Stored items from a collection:
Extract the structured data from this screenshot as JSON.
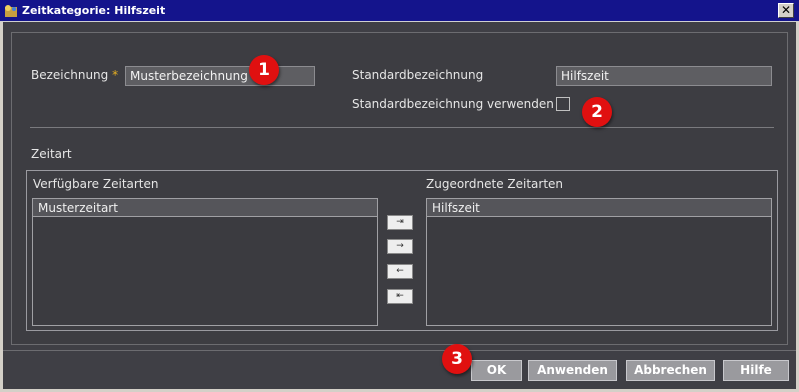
{
  "window": {
    "title": "Zeitkategorie: Hilfszeit",
    "close_glyph": "✕"
  },
  "form": {
    "bezeichnung_label": "Bezeichnung",
    "required_mark": "*",
    "bezeichnung_value": "Musterbezeichnung",
    "standard_label": "Standardbezeichnung",
    "standard_value": "Hilfszeit",
    "use_standard_label": "Standardbezeichnung verwenden",
    "use_standard_checked": false
  },
  "zeitart": {
    "section_label": "Zeitart",
    "available_label": "Verfügbare Zeitarten",
    "available_header": "Musterzeitart",
    "assigned_label": "Zugeordnete Zeitarten",
    "assigned_header": "Hilfszeit",
    "move_buttons": [
      "⇥",
      "→",
      "←",
      "⇤"
    ]
  },
  "buttons": {
    "ok": "OK",
    "apply": "Anwenden",
    "cancel": "Abbrechen",
    "help": "Hilfe"
  },
  "badges": [
    "1",
    "2",
    "3"
  ]
}
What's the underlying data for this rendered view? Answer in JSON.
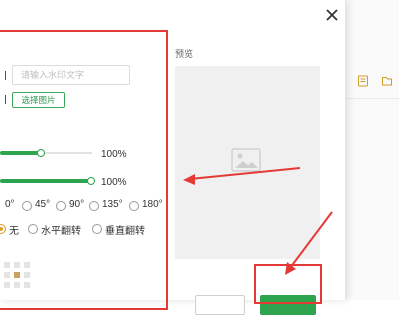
{
  "dialog": {
    "close_icon": "close-icon",
    "preview_label": "预览",
    "preview_image_icon": "image-placeholder-icon"
  },
  "text_watermark": {
    "placeholder": "请输入水印文字",
    "value": ""
  },
  "image_watermark": {
    "choose_label": "选择图片"
  },
  "sliders": [
    {
      "value": 0.4,
      "label": "100%"
    },
    {
      "value": 1.0,
      "label": "100%"
    }
  ],
  "rotation": {
    "options": [
      "0°",
      "45°",
      "90°",
      "135°",
      "180°"
    ],
    "selected": "0°"
  },
  "flip": {
    "options": [
      "无",
      "水平翻转",
      "垂直翻转"
    ],
    "selected": "无"
  },
  "position_grid": {
    "rows": 3,
    "cols": 3,
    "selected": 4
  },
  "annotations": {
    "color": "#e53935"
  },
  "colors": {
    "accent": "#2ea44f",
    "radio_selected": "#e2a12c"
  }
}
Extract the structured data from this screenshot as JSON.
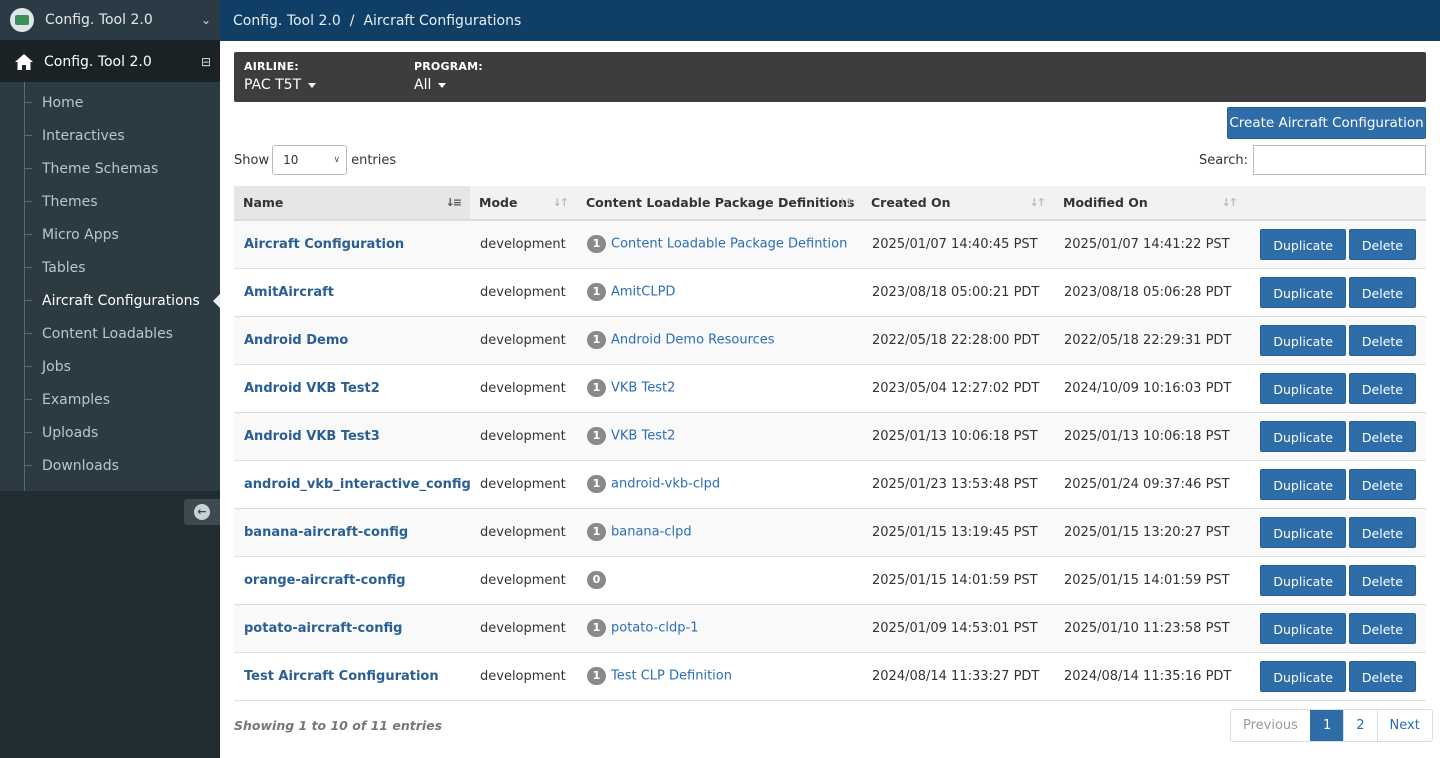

Stated problem: Take the listing above and restate it word for word, without its pictures.

Response to the task:
Extract the structured data from this screenshot as JSON.
{
  "window": {
    "title": "Zeitkategorie: Hilfszeit",
    "close_glyph": "✕"
  },
  "form": {
    "bezeichnung_label": "Bezeichnung",
    "required_mark": "*",
    "bezeichnung_value": "Musterbezeichnung",
    "standard_label": "Standardbezeichnung",
    "standard_value": "Hilfszeit",
    "use_standard_label": "Standardbezeichnung verwenden",
    "use_standard_checked": false
  },
  "zeitart": {
    "section_label": "Zeitart",
    "available_label": "Verfügbare Zeitarten",
    "available_header": "Musterzeitart",
    "assigned_label": "Zugeordnete Zeitarten",
    "assigned_header": "Hilfszeit",
    "move_buttons": [
      "⇥",
      "→",
      "←",
      "⇤"
    ]
  },
  "buttons": {
    "ok": "OK",
    "apply": "Anwenden",
    "cancel": "Abbrechen",
    "help": "Hilfe"
  },
  "badges": [
    "1",
    "2",
    "3"
  ]
}
What's the underlying data for this rendered view? Answer in JSON.
{
  "dialog": {
    "close_icon": "close-icon",
    "preview_label": "预览",
    "preview_image_icon": "image-placeholder-icon"
  },
  "text_watermark": {
    "placeholder": "请输入水印文字",
    "value": ""
  },
  "image_watermark": {
    "choose_label": "选择图片"
  },
  "sliders": [
    {
      "value": 0.4,
      "label": "100%"
    },
    {
      "value": 1.0,
      "label": "100%"
    }
  ],
  "rotation": {
    "options": [
      "0°",
      "45°",
      "90°",
      "135°",
      "180°"
    ],
    "selected": "0°"
  },
  "flip": {
    "options": [
      "无",
      "水平翻转",
      "垂直翻转"
    ],
    "selected": "无"
  },
  "position_grid": {
    "rows": 3,
    "cols": 3,
    "selected": 4
  },
  "annotations": {
    "color": "#e53935"
  },
  "colors": {
    "accent": "#2ea44f",
    "radio_selected": "#e2a12c"
  }
}
Extract the structured data from this screenshot as JSON.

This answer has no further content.